Problem details —
Each entry below must be repeated exactly, with pictures left out.

Material for this exercise —

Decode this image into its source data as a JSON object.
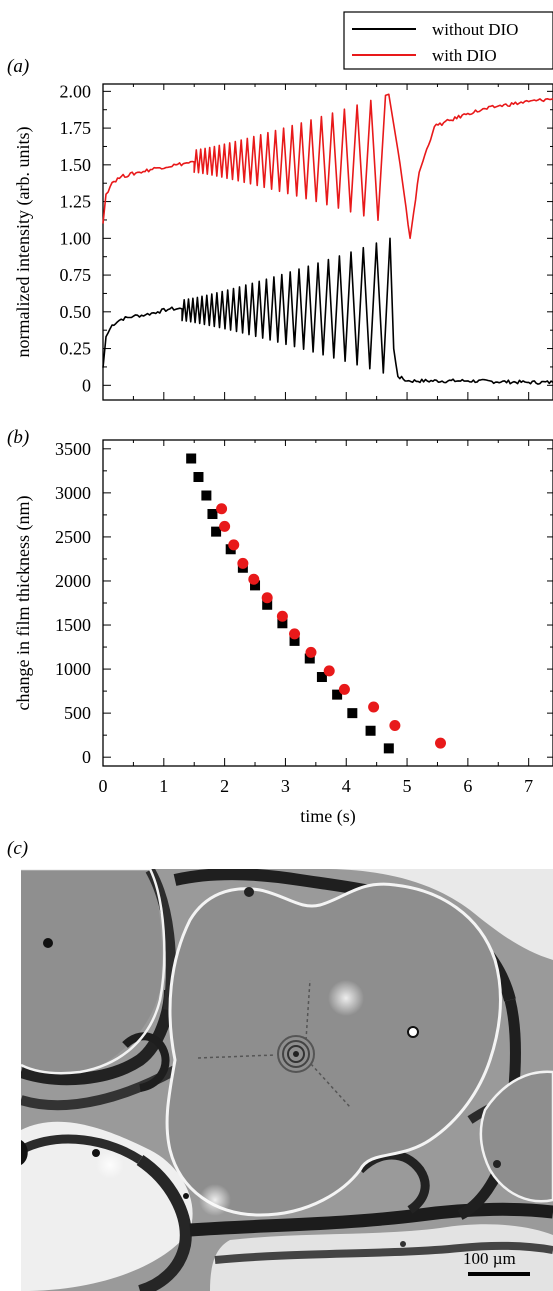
{
  "colors": {
    "without_dio": "#000000",
    "with_dio": "#e8191a",
    "axis": "#000000"
  },
  "panel_labels": {
    "a": "(a)",
    "b": "(b)",
    "c": "(c)"
  },
  "legend": {
    "without": "without DIO",
    "with": "with DIO",
    "placement": "top-right"
  },
  "scale_bar": {
    "label": "100 µm"
  },
  "chart_data": [
    {
      "type": "line",
      "panel": "(a)",
      "ylabel": "normalized intensity (arb. units)",
      "xlabel": "",
      "xlim": [
        0,
        7.4
      ],
      "ylim": [
        -0.1,
        2.05
      ],
      "y_ticks": [
        0,
        0.25,
        0.5,
        0.75,
        1.0,
        1.25,
        1.5,
        1.75,
        2.0
      ],
      "y_tick_labels": [
        "0",
        "0.25",
        "0.50",
        "0.75",
        "1.00",
        "1.25",
        "1.50",
        "1.75",
        "2.00"
      ],
      "x_ticks": [
        0,
        1,
        2,
        3,
        4,
        5,
        6,
        7
      ],
      "x_tick_labels_shown": false,
      "grid": false,
      "series": [
        {
          "name": "without DIO",
          "color": "#000000",
          "description": "noisy plateau then oscillations with growing amplitude, sharp drop to near 0 after t≈4.7 s",
          "x": [
            0.0,
            0.05,
            0.15,
            0.3,
            0.5,
            0.7,
            0.9,
            1.1,
            1.3,
            4.72,
            4.78,
            4.85,
            5.0,
            6.0,
            7.0,
            7.4
          ],
          "y": [
            0.12,
            0.33,
            0.41,
            0.45,
            0.47,
            0.48,
            0.5,
            0.52,
            0.52,
            0.55,
            0.25,
            0.06,
            0.03,
            0.03,
            0.02,
            0.02
          ],
          "oscillation": {
            "t_start": 1.3,
            "t_end": 4.72,
            "period_start": 0.07,
            "period_end": 0.24,
            "max_start": 0.58,
            "max_end": 1.0,
            "min_start": 0.44,
            "min_end": 0.07
          }
        },
        {
          "name": "with DIO",
          "color": "#e8191a",
          "description": "plateau near 1.4–1.5, oscillations with growing amplitude, minimum ≈1.0 at t≈5.05 s then recovery to ≈1.95",
          "x": [
            0.0,
            0.05,
            0.15,
            0.3,
            0.6,
            0.9,
            1.2,
            1.5,
            4.7,
            4.85,
            5.05,
            5.2,
            5.45,
            6.0,
            6.5,
            7.0,
            7.4
          ],
          "y": [
            1.1,
            1.3,
            1.38,
            1.42,
            1.45,
            1.48,
            1.5,
            1.52,
            1.94,
            1.6,
            1.0,
            1.45,
            1.76,
            1.85,
            1.9,
            1.93,
            1.95
          ],
          "oscillation": {
            "t_start": 1.5,
            "t_end": 4.7,
            "period_start": 0.07,
            "period_end": 0.26,
            "max_start": 1.6,
            "max_end": 1.98,
            "min_start": 1.45,
            "min_end": 1.1
          }
        }
      ]
    },
    {
      "type": "scatter",
      "panel": "(b)",
      "xlabel": "time (s)",
      "ylabel": "change in film thickness (nm)",
      "xlim": [
        0,
        7.4
      ],
      "ylim": [
        -100,
        3600
      ],
      "x_ticks": [
        0,
        1,
        2,
        3,
        4,
        5,
        6,
        7
      ],
      "y_ticks": [
        0,
        500,
        1000,
        1500,
        2000,
        2500,
        3000,
        3500
      ],
      "grid": false,
      "series": [
        {
          "name": "without DIO",
          "marker": "square",
          "color": "#000000",
          "x": [
            1.45,
            1.57,
            1.7,
            1.8,
            1.86,
            2.1,
            2.3,
            2.5,
            2.7,
            2.95,
            3.15,
            3.4,
            3.6,
            3.85,
            4.1,
            4.4,
            4.7
          ],
          "y": [
            3390,
            3180,
            2970,
            2760,
            2560,
            2360,
            2150,
            1950,
            1730,
            1520,
            1320,
            1120,
            910,
            710,
            500,
            300,
            100
          ]
        },
        {
          "name": "with DIO",
          "marker": "circle",
          "color": "#e8191a",
          "x": [
            1.95,
            2.0,
            2.15,
            2.3,
            2.48,
            2.7,
            2.95,
            3.15,
            3.42,
            3.72,
            3.97,
            4.45,
            4.8,
            5.55
          ],
          "y": [
            2820,
            2620,
            2410,
            2200,
            2020,
            1810,
            1600,
            1400,
            1190,
            980,
            770,
            570,
            360,
            160
          ]
        }
      ]
    }
  ]
}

Full response —
Decode this image into its source data as a JSON object.
{
  "colors": {
    "without_dio": "#000000",
    "with_dio": "#e8191a",
    "axis": "#000000"
  },
  "panel_labels": {
    "a": "(a)",
    "b": "(b)",
    "c": "(c)"
  },
  "legend": {
    "without": "without DIO",
    "with": "with DIO",
    "placement": "top-right"
  },
  "scale_bar": {
    "label": "100 µm"
  },
  "chart_data": [
    {
      "type": "line",
      "panel": "(a)",
      "ylabel": "normalized intensity (arb. units)",
      "xlabel": "",
      "xlim": [
        0,
        7.4
      ],
      "ylim": [
        -0.1,
        2.05
      ],
      "y_ticks": [
        0,
        0.25,
        0.5,
        0.75,
        1.0,
        1.25,
        1.5,
        1.75,
        2.0
      ],
      "y_tick_labels": [
        "0",
        "0.25",
        "0.50",
        "0.75",
        "1.00",
        "1.25",
        "1.50",
        "1.75",
        "2.00"
      ],
      "x_ticks": [
        0,
        1,
        2,
        3,
        4,
        5,
        6,
        7
      ],
      "x_tick_labels_shown": false,
      "grid": false,
      "series": [
        {
          "name": "without DIO",
          "color": "#000000",
          "description": "noisy plateau then oscillations with growing amplitude, sharp drop to near 0 after t≈4.7 s",
          "x": [
            0.0,
            0.05,
            0.15,
            0.3,
            0.5,
            0.7,
            0.9,
            1.1,
            1.3,
            4.72,
            4.78,
            4.85,
            5.0,
            6.0,
            7.0,
            7.4
          ],
          "y": [
            0.12,
            0.33,
            0.41,
            0.45,
            0.47,
            0.48,
            0.5,
            0.52,
            0.52,
            0.55,
            0.25,
            0.06,
            0.03,
            0.03,
            0.02,
            0.02
          ],
          "oscillation": {
            "t_start": 1.3,
            "t_end": 4.72,
            "period_start": 0.07,
            "period_end": 0.24,
            "max_start": 0.58,
            "max_end": 1.0,
            "min_start": 0.44,
            "min_end": 0.07
          }
        },
        {
          "name": "with DIO",
          "color": "#e8191a",
          "description": "plateau near 1.4–1.5, oscillations with growing amplitude, minimum ≈1.0 at t≈5.05 s then recovery to ≈1.95",
          "x": [
            0.0,
            0.05,
            0.15,
            0.3,
            0.6,
            0.9,
            1.2,
            1.5,
            4.7,
            4.85,
            5.05,
            5.2,
            5.45,
            6.0,
            6.5,
            7.0,
            7.4
          ],
          "y": [
            1.1,
            1.3,
            1.38,
            1.42,
            1.45,
            1.48,
            1.5,
            1.52,
            1.94,
            1.6,
            1.0,
            1.45,
            1.76,
            1.85,
            1.9,
            1.93,
            1.95
          ],
          "oscillation": {
            "t_start": 1.5,
            "t_end": 4.7,
            "period_start": 0.07,
            "period_end": 0.26,
            "max_start": 1.6,
            "max_end": 1.98,
            "min_start": 1.45,
            "min_end": 1.1
          }
        }
      ]
    },
    {
      "type": "scatter",
      "panel": "(b)",
      "xlabel": "time (s)",
      "ylabel": "change in film thickness (nm)",
      "xlim": [
        0,
        7.4
      ],
      "ylim": [
        -100,
        3600
      ],
      "x_ticks": [
        0,
        1,
        2,
        3,
        4,
        5,
        6,
        7
      ],
      "y_ticks": [
        0,
        500,
        1000,
        1500,
        2000,
        2500,
        3000,
        3500
      ],
      "grid": false,
      "series": [
        {
          "name": "without DIO",
          "marker": "square",
          "color": "#000000",
          "x": [
            1.45,
            1.57,
            1.7,
            1.8,
            1.86,
            2.1,
            2.3,
            2.5,
            2.7,
            2.95,
            3.15,
            3.4,
            3.6,
            3.85,
            4.1,
            4.4,
            4.7
          ],
          "y": [
            3390,
            3180,
            2970,
            2760,
            2560,
            2360,
            2150,
            1950,
            1730,
            1520,
            1320,
            1120,
            910,
            710,
            500,
            300,
            100
          ]
        },
        {
          "name": "with DIO",
          "marker": "circle",
          "color": "#e8191a",
          "x": [
            1.95,
            2.0,
            2.15,
            2.3,
            2.48,
            2.7,
            2.95,
            3.15,
            3.42,
            3.72,
            3.97,
            4.45,
            4.8,
            5.55
          ],
          "y": [
            2820,
            2620,
            2410,
            2200,
            2020,
            1810,
            1600,
            1400,
            1190,
            980,
            770,
            570,
            360,
            160
          ]
        }
      ]
    }
  ]
}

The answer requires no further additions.